Your goal: Return all of the data exactly, with nothing left out but the pictures.

-------

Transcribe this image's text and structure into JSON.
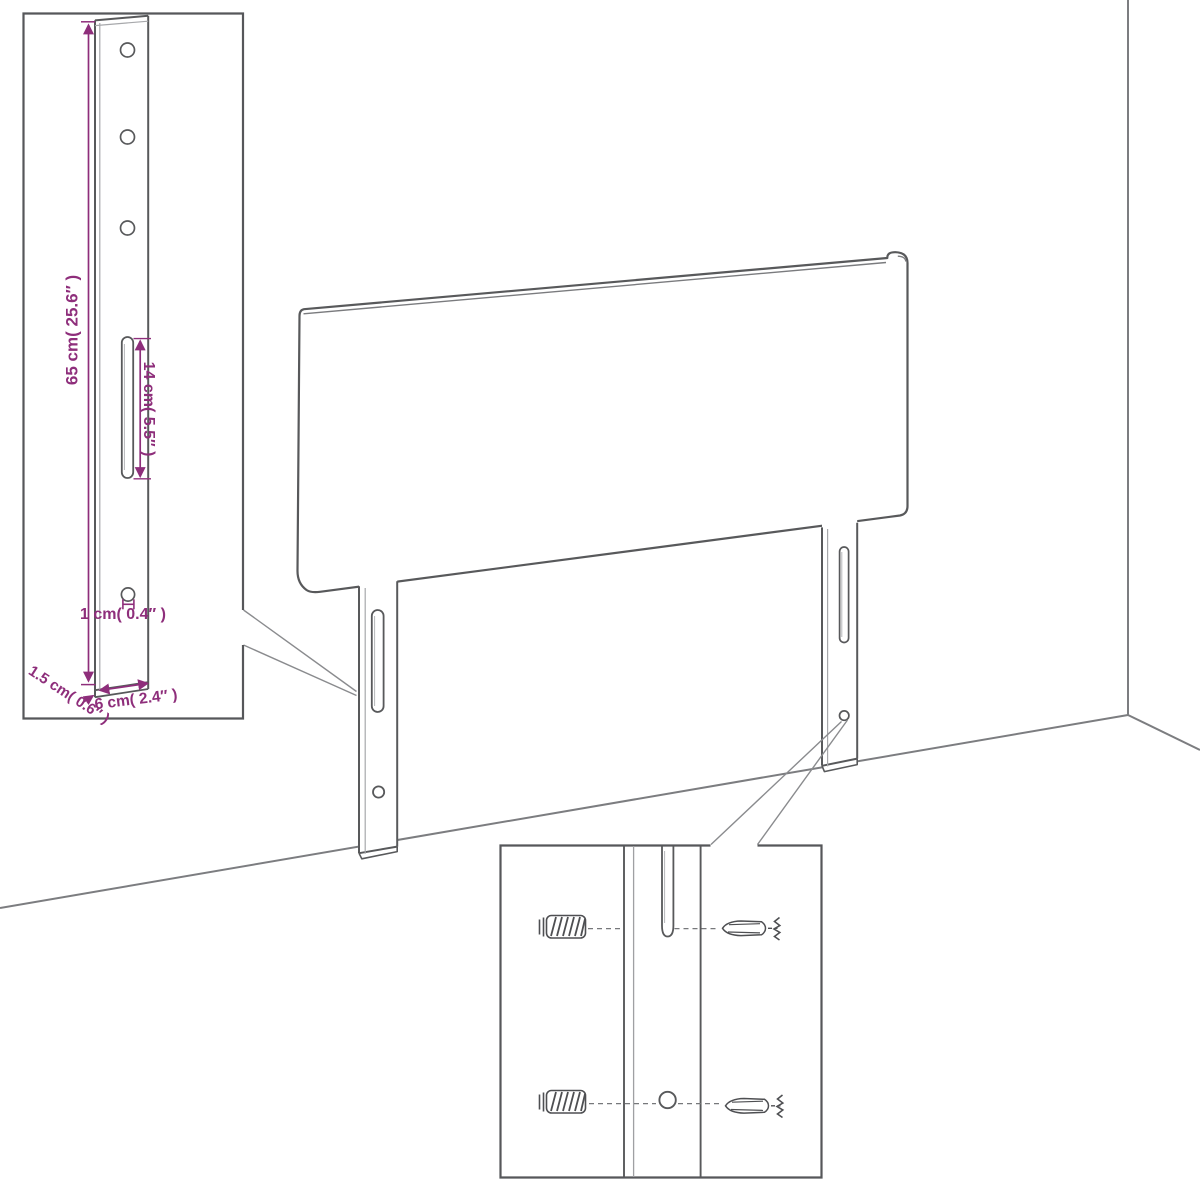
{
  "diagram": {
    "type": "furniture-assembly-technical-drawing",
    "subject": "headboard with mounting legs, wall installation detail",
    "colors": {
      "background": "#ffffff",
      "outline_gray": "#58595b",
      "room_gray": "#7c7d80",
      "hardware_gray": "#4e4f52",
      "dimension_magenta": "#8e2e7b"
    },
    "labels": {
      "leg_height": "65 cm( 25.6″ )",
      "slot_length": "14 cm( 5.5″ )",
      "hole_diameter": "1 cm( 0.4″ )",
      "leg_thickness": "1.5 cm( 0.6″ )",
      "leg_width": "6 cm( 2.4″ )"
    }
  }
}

-------

Answer to the problem:
Transcribe this image's text and structure into JSON.
{
  "diagram": {
    "type": "furniture-assembly-technical-drawing",
    "subject": "headboard with mounting legs, wall installation detail",
    "colors": {
      "background": "#ffffff",
      "outline_gray": "#58595b",
      "room_gray": "#7c7d80",
      "hardware_gray": "#4e4f52",
      "dimension_magenta": "#8e2e7b"
    },
    "labels": {
      "leg_height": "65 cm( 25.6″ )",
      "slot_length": "14 cm( 5.5″ )",
      "hole_diameter": "1 cm( 0.4″ )",
      "leg_thickness": "1.5 cm( 0.6″ )",
      "leg_width": "6 cm( 2.4″ )"
    }
  }
}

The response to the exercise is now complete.